When Mercury Goes Retrograde

I will be the first to admit I am not so sure about astrology and the planets’ effect on human destiny. Sometimes I act like I agree and I will discuss the subject until I am about waist deep and I lost my thread. Truth is, the logical part of my brain knows that horoscopes aren’t really real, and there’s no plausible scientific link between planetary motion and behavior. Least of all the infamous Mercury Retrograde.

Now that I’ve alienated a part of potential readers and made the rest wonder why this blog entry is even being published, let’s make this clear: I do believe there are gods and magical things in some form or another. I am a pagan, after all… perhaps even above all.

Hermes–or Mercury, as he was called by the Romans–is one of my dearest and oldest divine patrons. Beyond the stories of cunning and the gifts offered to his dedicants, there is a playful and sometimes-sacrilegious relationship there. From him I get dry wit, sarcasm, and divine gossip. In turn, I give him attention, candles and the first offering of incense at my altar. I keep his statue the cleanest and take him to public rituals whenever appropriate. Yes, I work with other divine personae, but I often turn to Hermes in a pinch.

- _Data in this exercise_
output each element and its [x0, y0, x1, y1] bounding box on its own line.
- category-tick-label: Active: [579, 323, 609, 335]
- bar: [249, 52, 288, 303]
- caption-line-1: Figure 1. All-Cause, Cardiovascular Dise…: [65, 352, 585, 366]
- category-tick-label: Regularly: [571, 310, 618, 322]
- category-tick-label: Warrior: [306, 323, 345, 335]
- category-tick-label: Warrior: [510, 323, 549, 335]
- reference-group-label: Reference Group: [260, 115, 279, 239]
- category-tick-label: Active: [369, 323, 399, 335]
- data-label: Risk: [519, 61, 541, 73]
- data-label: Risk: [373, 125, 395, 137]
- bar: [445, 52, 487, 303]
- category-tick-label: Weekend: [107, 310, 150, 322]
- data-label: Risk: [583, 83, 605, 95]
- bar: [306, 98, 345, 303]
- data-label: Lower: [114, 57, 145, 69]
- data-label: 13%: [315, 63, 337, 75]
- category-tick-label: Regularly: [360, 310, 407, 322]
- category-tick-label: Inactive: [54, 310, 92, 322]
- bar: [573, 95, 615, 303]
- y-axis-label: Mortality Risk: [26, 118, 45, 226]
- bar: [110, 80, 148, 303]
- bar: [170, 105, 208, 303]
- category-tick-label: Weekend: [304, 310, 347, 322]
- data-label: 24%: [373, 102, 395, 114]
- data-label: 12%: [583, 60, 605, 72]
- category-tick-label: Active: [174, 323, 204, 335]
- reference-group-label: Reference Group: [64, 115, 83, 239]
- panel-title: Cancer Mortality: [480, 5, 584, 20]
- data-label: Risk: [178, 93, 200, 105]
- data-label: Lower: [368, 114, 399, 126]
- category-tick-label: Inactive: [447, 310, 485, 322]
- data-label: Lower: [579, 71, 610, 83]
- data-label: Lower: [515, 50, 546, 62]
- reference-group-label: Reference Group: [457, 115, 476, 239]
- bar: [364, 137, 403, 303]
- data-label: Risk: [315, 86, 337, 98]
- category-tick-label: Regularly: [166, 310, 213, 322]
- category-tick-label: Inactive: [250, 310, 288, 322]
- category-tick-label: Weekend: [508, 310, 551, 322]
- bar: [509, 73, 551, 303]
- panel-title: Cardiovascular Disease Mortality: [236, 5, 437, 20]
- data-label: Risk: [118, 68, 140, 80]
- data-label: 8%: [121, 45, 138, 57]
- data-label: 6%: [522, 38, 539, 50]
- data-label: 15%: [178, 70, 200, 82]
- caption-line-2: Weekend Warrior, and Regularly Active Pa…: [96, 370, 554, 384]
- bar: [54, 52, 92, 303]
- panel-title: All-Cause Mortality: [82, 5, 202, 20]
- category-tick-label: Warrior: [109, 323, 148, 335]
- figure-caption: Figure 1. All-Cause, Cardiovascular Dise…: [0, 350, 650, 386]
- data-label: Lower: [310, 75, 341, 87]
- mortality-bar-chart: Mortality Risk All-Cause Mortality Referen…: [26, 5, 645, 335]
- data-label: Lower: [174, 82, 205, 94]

- _What you need to do_
a – In the blog entry on Mercury retrograde, condense the paragraph that begins "Hermes–or Mercury, as he was called by the Romans" into a bulleted list that keeps its main facts.
b – Reproduce the records without changes, starting at their first line and ending after the line that contains "- data-label: 13%: [315, 63, 337, 75]".
The text and the records were taken from unrelated sources.

- _Solutions to the problems_
a –
- Hermes, called Mercury by the Romans, is one of the writer's dearest and oldest divine patrons.
- Beyond the stories of cunning and the gifts to his dedicants, the relationship is playful and sometimes sacrilegious.
- The writer gets dry wit, sarcasm, and divine gossip from him.
- In return, the writer gives him attention, candles, and the first incense offering at the altar, keeps his statue the cleanest, and takes it to public rituals when appropriate.
- The writer works with other divine personae but often turns to Hermes in a pinch.

b –
output each element and its [x0, y0, x1, y1] bounding box on its own line.
- category-tick-label: Active: [579, 323, 609, 335]
- bar: [249, 52, 288, 303]
- caption-line-1: Figure 1. All-Cause, Cardiovascular Dise…: [65, 352, 585, 366]
- category-tick-label: Regularly: [571, 310, 618, 322]
- category-tick-label: Warrior: [306, 323, 345, 335]
- category-tick-label: Warrior: [510, 323, 549, 335]
- reference-group-label: Reference Group: [260, 115, 279, 239]
- category-tick-label: Active: [369, 323, 399, 335]
- data-label: Risk: [519, 61, 541, 73]
- data-label: Risk: [373, 125, 395, 137]
- bar: [445, 52, 487, 303]
- category-tick-label: Weekend: [107, 310, 150, 322]
- data-label: Risk: [583, 83, 605, 95]
- bar: [306, 98, 345, 303]
- data-label: Lower: [114, 57, 145, 69]
- data-label: 13%: [315, 63, 337, 75]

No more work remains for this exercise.